Will you give the material below again, every line exactly as it is?
——————
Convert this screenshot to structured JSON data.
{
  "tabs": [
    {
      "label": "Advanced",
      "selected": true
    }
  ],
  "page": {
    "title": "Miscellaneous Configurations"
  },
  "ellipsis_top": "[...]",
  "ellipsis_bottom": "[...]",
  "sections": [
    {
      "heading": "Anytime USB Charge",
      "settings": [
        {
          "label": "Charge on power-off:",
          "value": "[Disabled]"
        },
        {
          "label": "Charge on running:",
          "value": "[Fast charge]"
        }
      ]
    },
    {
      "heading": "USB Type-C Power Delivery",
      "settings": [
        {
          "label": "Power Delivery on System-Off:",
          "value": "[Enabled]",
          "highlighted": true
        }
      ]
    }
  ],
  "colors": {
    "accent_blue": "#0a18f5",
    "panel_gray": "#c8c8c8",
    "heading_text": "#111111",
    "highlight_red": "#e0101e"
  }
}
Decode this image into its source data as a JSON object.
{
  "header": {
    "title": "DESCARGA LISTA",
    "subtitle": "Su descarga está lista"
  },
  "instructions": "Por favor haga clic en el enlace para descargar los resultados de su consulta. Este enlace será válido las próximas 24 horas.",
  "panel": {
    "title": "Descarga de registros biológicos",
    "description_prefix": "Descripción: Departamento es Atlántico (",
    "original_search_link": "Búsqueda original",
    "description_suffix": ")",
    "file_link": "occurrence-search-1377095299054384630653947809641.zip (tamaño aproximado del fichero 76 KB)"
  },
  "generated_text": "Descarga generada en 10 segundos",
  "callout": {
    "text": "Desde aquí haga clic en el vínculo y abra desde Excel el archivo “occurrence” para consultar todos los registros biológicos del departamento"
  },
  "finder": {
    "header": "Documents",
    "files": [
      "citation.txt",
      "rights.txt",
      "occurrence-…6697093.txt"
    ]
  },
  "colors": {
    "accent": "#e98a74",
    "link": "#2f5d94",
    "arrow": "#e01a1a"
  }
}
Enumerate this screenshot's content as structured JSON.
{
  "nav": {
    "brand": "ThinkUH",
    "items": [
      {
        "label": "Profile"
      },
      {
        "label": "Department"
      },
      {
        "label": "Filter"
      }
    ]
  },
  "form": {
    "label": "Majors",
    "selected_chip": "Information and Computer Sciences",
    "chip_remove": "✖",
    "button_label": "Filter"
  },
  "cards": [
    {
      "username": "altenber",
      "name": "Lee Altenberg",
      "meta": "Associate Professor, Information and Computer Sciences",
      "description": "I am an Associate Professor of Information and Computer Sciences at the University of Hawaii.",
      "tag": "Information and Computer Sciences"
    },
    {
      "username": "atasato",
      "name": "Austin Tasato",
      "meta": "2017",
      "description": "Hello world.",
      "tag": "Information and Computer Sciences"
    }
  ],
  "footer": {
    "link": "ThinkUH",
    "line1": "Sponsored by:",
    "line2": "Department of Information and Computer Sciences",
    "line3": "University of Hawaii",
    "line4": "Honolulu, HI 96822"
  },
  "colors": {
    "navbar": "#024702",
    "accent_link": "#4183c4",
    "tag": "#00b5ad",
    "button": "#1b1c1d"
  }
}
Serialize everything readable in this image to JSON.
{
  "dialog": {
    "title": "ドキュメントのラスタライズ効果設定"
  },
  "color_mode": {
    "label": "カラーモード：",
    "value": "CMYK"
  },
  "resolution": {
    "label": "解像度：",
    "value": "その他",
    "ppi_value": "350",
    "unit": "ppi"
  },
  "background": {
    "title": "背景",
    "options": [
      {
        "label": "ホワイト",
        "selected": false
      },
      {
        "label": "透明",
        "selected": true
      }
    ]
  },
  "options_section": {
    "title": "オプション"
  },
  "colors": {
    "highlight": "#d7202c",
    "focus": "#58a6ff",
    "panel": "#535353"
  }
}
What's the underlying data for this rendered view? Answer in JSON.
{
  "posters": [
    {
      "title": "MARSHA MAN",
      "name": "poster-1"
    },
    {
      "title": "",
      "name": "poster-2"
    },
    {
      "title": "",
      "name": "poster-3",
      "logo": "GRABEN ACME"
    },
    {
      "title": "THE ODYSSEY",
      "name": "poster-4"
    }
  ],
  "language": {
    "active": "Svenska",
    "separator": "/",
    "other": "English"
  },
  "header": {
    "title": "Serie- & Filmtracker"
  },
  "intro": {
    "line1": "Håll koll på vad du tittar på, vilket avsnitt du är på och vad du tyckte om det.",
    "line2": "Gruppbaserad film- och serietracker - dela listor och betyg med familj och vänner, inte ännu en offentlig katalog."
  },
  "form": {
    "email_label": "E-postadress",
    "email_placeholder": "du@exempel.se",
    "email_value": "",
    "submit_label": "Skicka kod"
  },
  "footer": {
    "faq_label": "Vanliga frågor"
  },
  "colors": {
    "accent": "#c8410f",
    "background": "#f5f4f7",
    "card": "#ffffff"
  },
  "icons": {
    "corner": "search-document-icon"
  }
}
——————
(Response for this exercise)
Convert this screenshot to structured JSON data.
{
  "tabs": [
    {
      "label": "Advanced",
      "selected": true
    }
  ],
  "page": {
    "title": "Miscellaneous Configurations"
  },
  "ellipsis_top": "[...]",
  "ellipsis_bottom": "[...]",
  "sections": [
    {
      "heading": "Anytime USB Charge",
      "settings": [
        {
          "label": "Charge on power-off:",
          "value": "[Disabled]"
        },
        {
          "label": "Charge on running:",
          "value": "[Fast charge]"
        }
      ]
    },
    {
      "heading": "USB Type-C Power Delivery",
      "settings": [
        {
          "label": "Power Delivery on System-Off:",
          "value": "[Enabled]",
          "highlighted": true
        }
      ]
    }
  ],
  "colors": {
    "accent_blue": "#0a18f5",
    "panel_gray": "#c8c8c8",
    "heading_text": "#111111",
    "highlight_red": "#e0101e"
  }
}
Decode this image into its source data as a JSON object.
{
  "header": {
    "title": "DESCARGA LISTA",
    "subtitle": "Su descarga está lista"
  },
  "instructions": "Por favor haga clic en el enlace para descargar los resultados de su consulta. Este enlace será válido las próximas 24 horas.",
  "panel": {
    "title": "Descarga de registros biológicos",
    "description_prefix": "Descripción: Departamento es Atlántico (",
    "original_search_link": "Búsqueda original",
    "description_suffix": ")",
    "file_link": "occurrence-search-1377095299054384630653947809641.zip (tamaño aproximado del fichero 76 KB)"
  },
  "generated_text": "Descarga generada en 10 segundos",
  "callout": {
    "text": "Desde aquí haga clic en el vínculo y abra desde Excel el archivo “occurrence” para consultar todos los registros biológicos del departamento"
  },
  "finder": {
    "header": "Documents",
    "files": [
      "citation.txt",
      "rights.txt",
      "occurrence-…6697093.txt"
    ]
  },
  "colors": {
    "accent": "#e98a74",
    "link": "#2f5d94",
    "arrow": "#e01a1a"
  }
}
Enumerate this screenshot's content as structured JSON.
{
  "nav": {
    "brand": "ThinkUH",
    "items": [
      {
        "label": "Profile"
      },
      {
        "label": "Department"
      },
      {
        "label": "Filter"
      }
    ]
  },
  "form": {
    "label": "Majors",
    "selected_chip": "Information and Computer Sciences",
    "chip_remove": "✖",
    "button_label": "Filter"
  },
  "cards": [
    {
      "username": "altenber",
      "name": "Lee Altenberg",
      "meta": "Associate Professor, Information and Computer Sciences",
      "description": "I am an Associate Professor of Information and Computer Sciences at the University of Hawaii.",
      "tag": "Information and Computer Sciences"
    },
    {
      "username": "atasato",
      "name": "Austin Tasato",
      "meta": "2017",
      "description": "Hello world.",
      "tag": "Information and Computer Sciences"
    }
  ],
  "footer": {
    "link": "ThinkUH",
    "line1": "Sponsored by:",
    "line2": "Department of Information and Computer Sciences",
    "line3": "University of Hawaii",
    "line4": "Honolulu, HI 96822"
  },
  "colors": {
    "navbar": "#024702",
    "accent_link": "#4183c4",
    "tag": "#00b5ad",
    "button": "#1b1c1d"
  }
}
Serialize everything readable in this image to JSON.
{
  "dialog": {
    "title": "ドキュメントのラスタライズ効果設定"
  },
  "color_mode": {
    "label": "カラーモード：",
    "value": "CMYK"
  },
  "resolution": {
    "label": "解像度：",
    "value": "その他",
    "ppi_value": "350",
    "unit": "ppi"
  },
  "background": {
    "title": "背景",
    "options": [
      {
        "label": "ホワイト",
        "selected": false
      },
      {
        "label": "透明",
        "selected": true
      }
    ]
  },
  "options_section": {
    "title": "オプション"
  },
  "colors": {
    "highlight": "#d7202c",
    "focus": "#58a6ff",
    "panel": "#535353"
  }
}
What's the underlying data for this rendered view? Answer in JSON.
{
  "posters": [
    {
      "title": "MARSHA MAN",
      "name": "poster-1"
    },
    {
      "title": "",
      "name": "poster-2"
    },
    {
      "title": "",
      "name": "poster-3",
      "logo": "GRABEN ACME"
    },
    {
      "title": "THE ODYSSEY",
      "name": "poster-4"
    }
  ],
  "language": {
    "active": "Svenska",
    "separator": "/",
    "other": "English"
  },
  "header": {
    "title": "Serie- & Filmtracker"
  },
  "intro": {
    "line1": "Håll koll på vad du tittar på, vilket avsnitt du är på och vad du tyckte om det.",
    "line2": "Gruppbaserad film- och serietracker - dela listor och betyg med familj och vänner, inte ännu en offentlig katalog."
  },
  "form": {
    "email_label": "E-postadress",
    "email_placeholder": "du@exempel.se",
    "email_value": "",
    "submit_label": "Skicka kod"
  },
  "footer": {
    "faq_label": "Vanliga frågor"
  },
  "colors": {
    "accent": "#c8410f",
    "background": "#f5f4f7",
    "card": "#ffffff"
  },
  "icons": {
    "corner": "search-document-icon"
  }
}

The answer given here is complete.